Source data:
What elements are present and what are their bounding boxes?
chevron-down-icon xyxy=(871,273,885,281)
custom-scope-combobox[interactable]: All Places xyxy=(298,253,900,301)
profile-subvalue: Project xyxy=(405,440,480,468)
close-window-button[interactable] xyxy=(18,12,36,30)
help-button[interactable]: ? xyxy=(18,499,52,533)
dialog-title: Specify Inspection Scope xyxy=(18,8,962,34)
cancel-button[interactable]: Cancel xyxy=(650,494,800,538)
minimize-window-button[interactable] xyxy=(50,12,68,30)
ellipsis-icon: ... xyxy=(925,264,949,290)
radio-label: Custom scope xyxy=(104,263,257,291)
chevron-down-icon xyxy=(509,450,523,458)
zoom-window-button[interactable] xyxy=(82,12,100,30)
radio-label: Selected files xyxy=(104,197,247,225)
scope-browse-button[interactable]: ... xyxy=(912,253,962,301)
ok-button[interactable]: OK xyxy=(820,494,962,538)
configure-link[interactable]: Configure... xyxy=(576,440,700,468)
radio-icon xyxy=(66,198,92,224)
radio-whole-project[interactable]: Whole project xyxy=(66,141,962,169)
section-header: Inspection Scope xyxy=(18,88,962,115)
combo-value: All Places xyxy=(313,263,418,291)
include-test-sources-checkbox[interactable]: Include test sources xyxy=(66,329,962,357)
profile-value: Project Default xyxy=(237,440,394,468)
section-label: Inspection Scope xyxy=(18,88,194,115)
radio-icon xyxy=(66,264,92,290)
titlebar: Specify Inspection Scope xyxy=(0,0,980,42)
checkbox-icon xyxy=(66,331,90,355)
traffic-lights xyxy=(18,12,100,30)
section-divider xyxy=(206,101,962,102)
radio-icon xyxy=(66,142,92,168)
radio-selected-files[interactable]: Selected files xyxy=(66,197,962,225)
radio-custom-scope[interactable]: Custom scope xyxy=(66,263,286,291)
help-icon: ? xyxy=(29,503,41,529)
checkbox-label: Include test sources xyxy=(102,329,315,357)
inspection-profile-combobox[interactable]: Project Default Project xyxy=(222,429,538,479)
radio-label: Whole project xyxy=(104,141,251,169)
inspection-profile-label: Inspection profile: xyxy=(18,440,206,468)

* [WHAT YOU SHOULD DO] Rewrite the material above, replacing "Inspection Scope" with "Analysis Scope" everywhere it occurs and leaving everything else the same.

* [RESULT BELOW]
What elements are present and what are their bounding boxes?
chevron-down-icon xyxy=(871,273,885,281)
custom-scope-combobox[interactable]: All Places xyxy=(298,253,900,301)
profile-subvalue: Project xyxy=(405,440,480,468)
close-window-button[interactable] xyxy=(18,12,36,30)
help-button[interactable]: ? xyxy=(18,499,52,533)
dialog-title: Specify Analysis Scope xyxy=(18,8,962,34)
cancel-button[interactable]: Cancel xyxy=(650,494,800,538)
minimize-window-button[interactable] xyxy=(50,12,68,30)
ellipsis-icon: ... xyxy=(925,264,949,290)
radio-label: Custom scope xyxy=(104,263,257,291)
chevron-down-icon xyxy=(509,450,523,458)
zoom-window-button[interactable] xyxy=(82,12,100,30)
radio-label: Selected files xyxy=(104,197,247,225)
scope-browse-button[interactable]: ... xyxy=(912,253,962,301)
ok-button[interactable]: OK xyxy=(820,494,962,538)
configure-link[interactable]: Configure... xyxy=(576,440,700,468)
radio-icon xyxy=(66,198,92,224)
radio-whole-project[interactable]: Whole project xyxy=(66,141,962,169)
section-header: Analysis Scope xyxy=(18,88,962,115)
combo-value: All Places xyxy=(313,263,418,291)
include-test-sources-checkbox[interactable]: Include test sources xyxy=(66,329,962,357)
profile-value: Project Default xyxy=(237,440,394,468)
section-label: Analysis Scope xyxy=(18,88,194,115)
radio-icon xyxy=(66,264,92,290)
titlebar: Specify Analysis Scope xyxy=(0,0,980,42)
checkbox-icon xyxy=(66,331,90,355)
traffic-lights xyxy=(18,12,100,30)
section-divider xyxy=(206,101,962,102)
radio-icon xyxy=(66,142,92,168)
radio-selected-files[interactable]: Selected files xyxy=(66,197,962,225)
radio-custom-scope[interactable]: Custom scope xyxy=(66,263,286,291)
help-icon: ? xyxy=(29,503,41,529)
checkbox-label: Include test sources xyxy=(102,329,315,357)
inspection-profile-combobox[interactable]: Project Default Project xyxy=(222,429,538,479)
radio-label: Whole project xyxy=(104,141,251,169)
inspection-profile-label: Inspection profile: xyxy=(18,440,206,468)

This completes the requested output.